**DATA SHOWN:**
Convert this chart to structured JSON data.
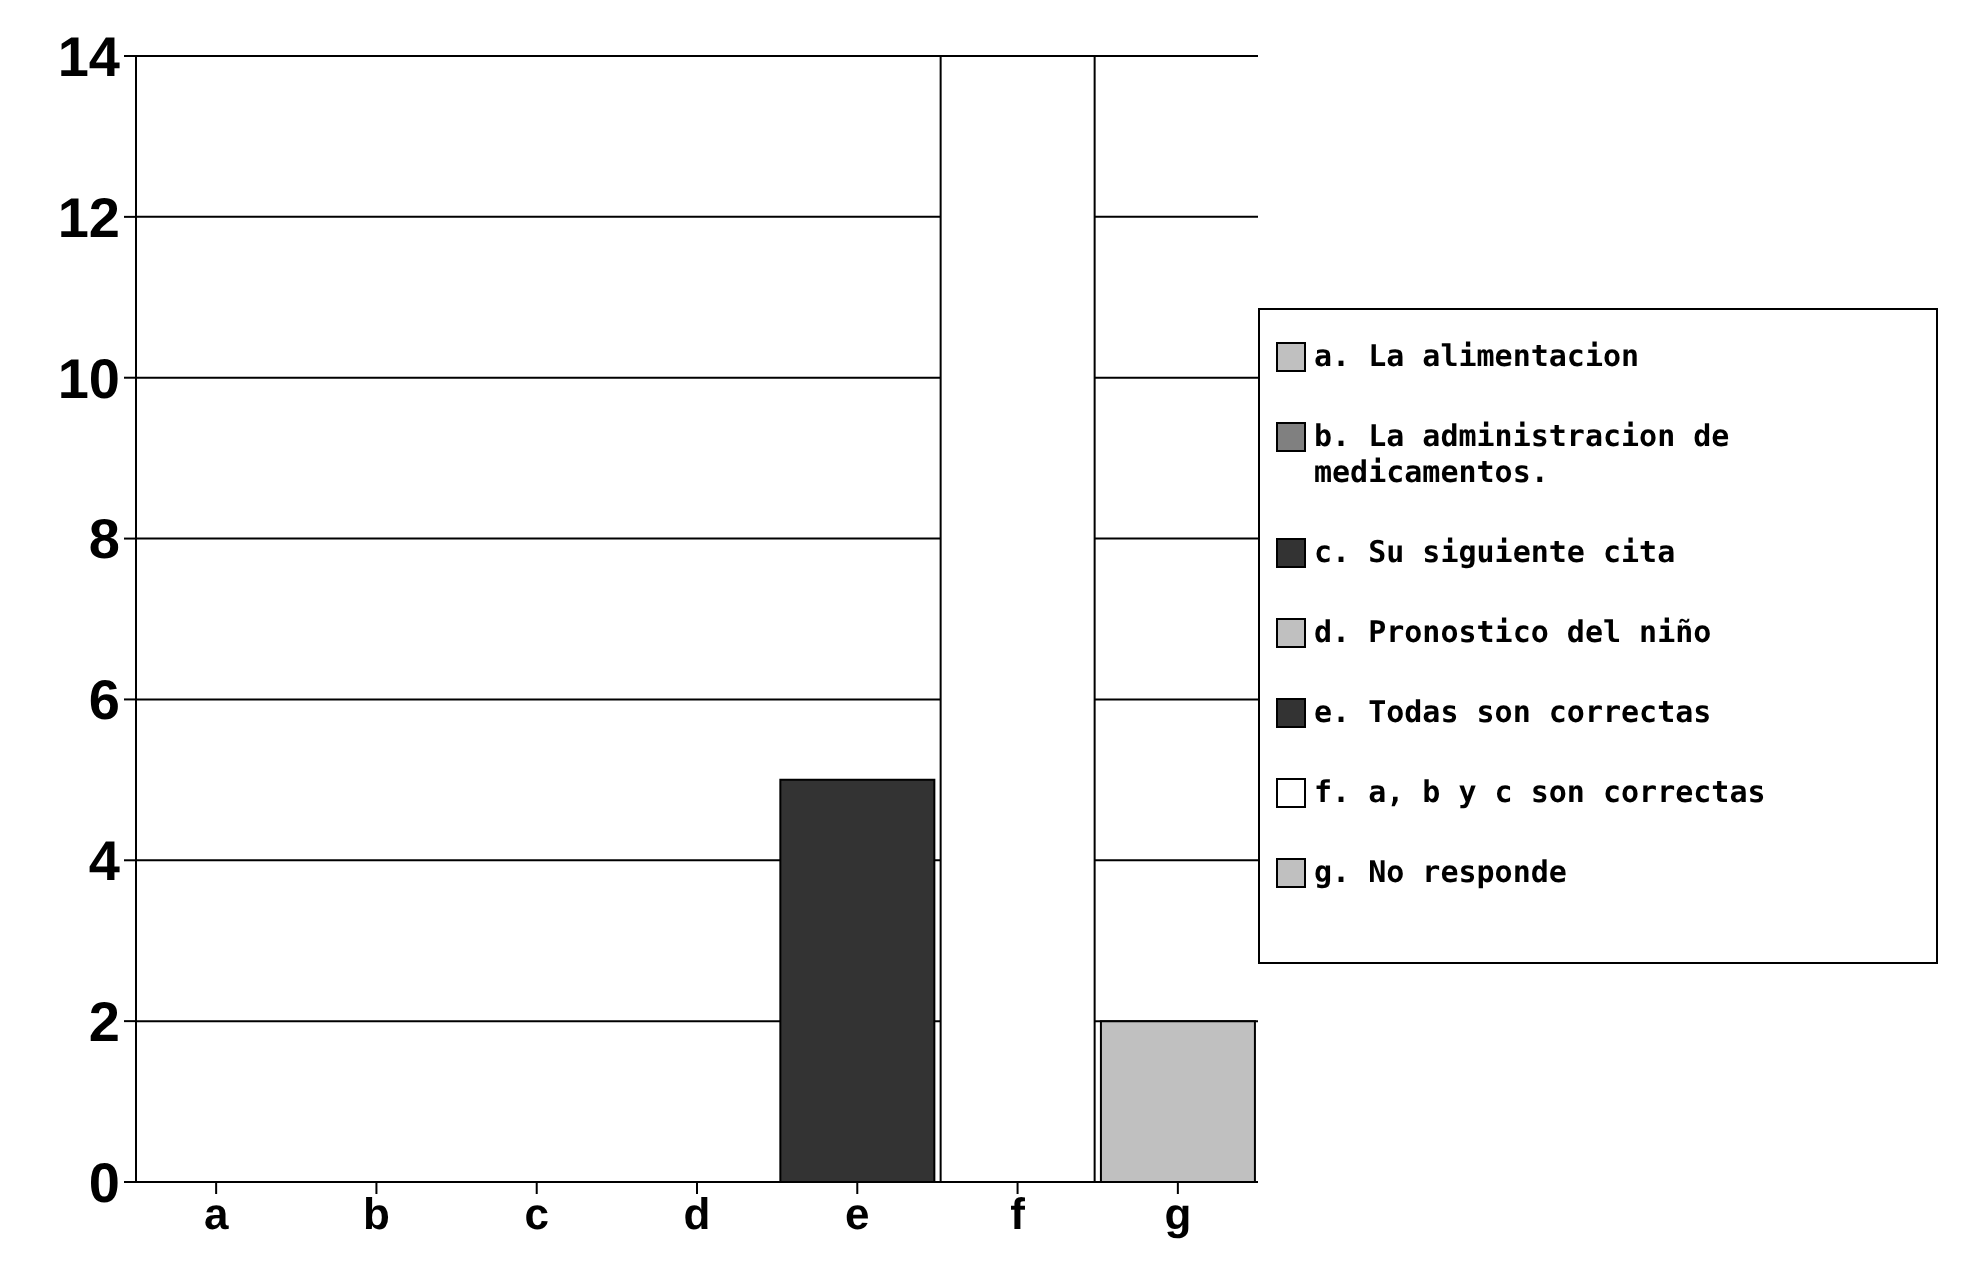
{
  "chart_data": {
    "type": "bar",
    "stacked": true,
    "categories": [
      "a",
      "b",
      "c",
      "d",
      "e",
      "f",
      "g"
    ],
    "series": [
      {
        "name": "a. La alimentacion",
        "color": "#c0c0c0",
        "values": [
          0,
          null,
          null,
          null,
          null,
          null,
          null
        ]
      },
      {
        "name": "b. La administracion de medicamentos.",
        "color": "#808080",
        "values": [
          null,
          0,
          null,
          null,
          null,
          null,
          null
        ]
      },
      {
        "name": "c. Su siguiente cita",
        "color": "#333333",
        "values": [
          null,
          null,
          0,
          null,
          null,
          null,
          null
        ]
      },
      {
        "name": "d. Pronostico del niño",
        "color": "#c0c0c0",
        "values": [
          null,
          null,
          null,
          0,
          null,
          null,
          null
        ]
      },
      {
        "name": "e. Todas son correctas",
        "color": "#333333",
        "values": [
          null,
          null,
          null,
          null,
          5,
          null,
          null
        ]
      },
      {
        "name": "f. a, b y c son correctas",
        "color": "#ffffff",
        "values": [
          null,
          null,
          null,
          null,
          null,
          14,
          null
        ]
      },
      {
        "name": "g. No responde",
        "color": "#c0c0c0",
        "values": [
          null,
          null,
          null,
          null,
          null,
          null,
          2
        ]
      }
    ],
    "ylim": [
      0,
      14
    ],
    "yticks": [
      0,
      2,
      4,
      6,
      8,
      10,
      12,
      14
    ],
    "grid": "y",
    "legend": "right"
  }
}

**THE EXERCISE:**
Please write out all the data again word for word, but not the pictures.

**EXERCISE RESPONSE:**
Convert this chart to structured JSON data.
{
  "chart_data": {
    "type": "bar",
    "stacked": true,
    "categories": [
      "a",
      "b",
      "c",
      "d",
      "e",
      "f",
      "g"
    ],
    "series": [
      {
        "name": "a. La alimentacion",
        "color": "#c0c0c0",
        "values": [
          0,
          null,
          null,
          null,
          null,
          null,
          null
        ]
      },
      {
        "name": "b. La administracion de medicamentos.",
        "color": "#808080",
        "values": [
          null,
          0,
          null,
          null,
          null,
          null,
          null
        ]
      },
      {
        "name": "c. Su siguiente cita",
        "color": "#333333",
        "values": [
          null,
          null,
          0,
          null,
          null,
          null,
          null
        ]
      },
      {
        "name": "d. Pronostico del niño",
        "color": "#c0c0c0",
        "values": [
          null,
          null,
          null,
          0,
          null,
          null,
          null
        ]
      },
      {
        "name": "e. Todas son correctas",
        "color": "#333333",
        "values": [
          null,
          null,
          null,
          null,
          5,
          null,
          null
        ]
      },
      {
        "name": "f. a, b y c son correctas",
        "color": "#ffffff",
        "values": [
          null,
          null,
          null,
          null,
          null,
          14,
          null
        ]
      },
      {
        "name": "g. No responde",
        "color": "#c0c0c0",
        "values": [
          null,
          null,
          null,
          null,
          null,
          null,
          2
        ]
      }
    ],
    "ylim": [
      0,
      14
    ],
    "yticks": [
      0,
      2,
      4,
      6,
      8,
      10,
      12,
      14
    ],
    "grid": "y",
    "legend": "right"
  }
}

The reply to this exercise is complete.